Include in the output the line containing "Transcribe the text in this document." and each subsequent line of the records, through the end, transcribed exactly. Add nothing else.

# # # #

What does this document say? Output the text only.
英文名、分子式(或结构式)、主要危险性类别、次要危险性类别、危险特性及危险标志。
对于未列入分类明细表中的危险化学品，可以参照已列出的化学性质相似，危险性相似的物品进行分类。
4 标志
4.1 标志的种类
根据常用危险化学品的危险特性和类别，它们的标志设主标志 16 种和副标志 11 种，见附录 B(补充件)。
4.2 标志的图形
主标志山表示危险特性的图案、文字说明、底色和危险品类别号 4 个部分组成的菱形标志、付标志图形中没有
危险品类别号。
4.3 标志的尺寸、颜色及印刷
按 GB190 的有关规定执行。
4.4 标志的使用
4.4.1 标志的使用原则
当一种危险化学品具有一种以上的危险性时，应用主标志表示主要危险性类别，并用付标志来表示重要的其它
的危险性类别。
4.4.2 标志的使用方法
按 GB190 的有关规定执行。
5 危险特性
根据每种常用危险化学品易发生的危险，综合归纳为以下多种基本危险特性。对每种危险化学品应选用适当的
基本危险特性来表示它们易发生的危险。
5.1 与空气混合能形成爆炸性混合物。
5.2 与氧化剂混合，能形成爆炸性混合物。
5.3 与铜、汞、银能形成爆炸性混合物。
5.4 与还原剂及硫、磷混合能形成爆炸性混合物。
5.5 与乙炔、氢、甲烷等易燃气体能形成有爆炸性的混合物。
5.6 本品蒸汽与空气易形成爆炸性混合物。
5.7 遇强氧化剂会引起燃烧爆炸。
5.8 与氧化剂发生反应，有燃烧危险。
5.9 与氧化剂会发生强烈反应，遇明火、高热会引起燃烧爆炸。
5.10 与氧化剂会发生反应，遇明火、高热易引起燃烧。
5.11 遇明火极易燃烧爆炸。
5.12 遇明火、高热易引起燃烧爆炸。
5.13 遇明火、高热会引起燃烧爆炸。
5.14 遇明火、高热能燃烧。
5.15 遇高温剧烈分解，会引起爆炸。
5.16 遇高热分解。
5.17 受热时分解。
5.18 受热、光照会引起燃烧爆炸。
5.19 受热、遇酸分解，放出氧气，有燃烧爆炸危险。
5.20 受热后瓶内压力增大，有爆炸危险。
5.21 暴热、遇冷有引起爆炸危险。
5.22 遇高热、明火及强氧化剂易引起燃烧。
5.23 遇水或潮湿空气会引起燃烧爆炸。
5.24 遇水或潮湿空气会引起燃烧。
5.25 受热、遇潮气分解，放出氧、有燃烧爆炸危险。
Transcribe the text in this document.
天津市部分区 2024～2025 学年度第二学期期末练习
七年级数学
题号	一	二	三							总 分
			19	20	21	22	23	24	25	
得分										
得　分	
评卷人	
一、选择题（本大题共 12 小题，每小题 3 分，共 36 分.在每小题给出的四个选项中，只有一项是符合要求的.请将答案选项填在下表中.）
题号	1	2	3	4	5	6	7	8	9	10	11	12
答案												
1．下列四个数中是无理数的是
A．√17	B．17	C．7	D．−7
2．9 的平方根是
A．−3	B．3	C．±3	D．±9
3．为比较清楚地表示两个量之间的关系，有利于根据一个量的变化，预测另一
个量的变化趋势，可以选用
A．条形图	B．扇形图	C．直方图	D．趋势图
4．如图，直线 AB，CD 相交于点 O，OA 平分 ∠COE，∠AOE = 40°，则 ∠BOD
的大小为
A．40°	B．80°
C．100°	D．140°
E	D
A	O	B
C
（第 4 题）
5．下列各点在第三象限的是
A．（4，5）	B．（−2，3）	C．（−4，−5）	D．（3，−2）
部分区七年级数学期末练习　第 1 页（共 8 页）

# # # #

CORRECT RESPONSE >>
Transcribe the text in this document.
天津市部分区 2024～2025 学年度第二学期期末练习
七年级数学
题号	一	二	三							总 分
			19	20	21	22	23	24	25	
得分										
得　分	
评卷人	
一、选择题（本大题共 12 小题，每小题 3 分，共 36 分.在每小题给出的四个选项中，只有一项是符合要求的.请将答案选项填在下表中.）
题号	1	2	3	4	5	6	7	8	9	10	11	12
答案												
1．下列四个数中是无理数的是
A．√17	B．17	C．7	D．−7
2．9 的平方根是
A．−3	B．3	C．±3	D．±9
3．为比较清楚地表示两个量之间的关系，有利于根据一个量的变化，预测另一
个量的变化趋势，可以选用
A．条形图	B．扇形图	C．直方图	D．趋势图
4．如图，直线 AB，CD 相交于点 O，OA 平分 ∠COE，∠AOE = 40°，则 ∠BOD
的大小为
A．40°	B．80°
C．100°	D．140°
E	D
A	O	B
C
（第 4 题）
5．下列各点在第三象限的是
A．（4，5）	B．（−2，3）	C．（−4，−5）	D．（3，−2）
部分区七年级数学期末练习　第 1 页（共 8 页）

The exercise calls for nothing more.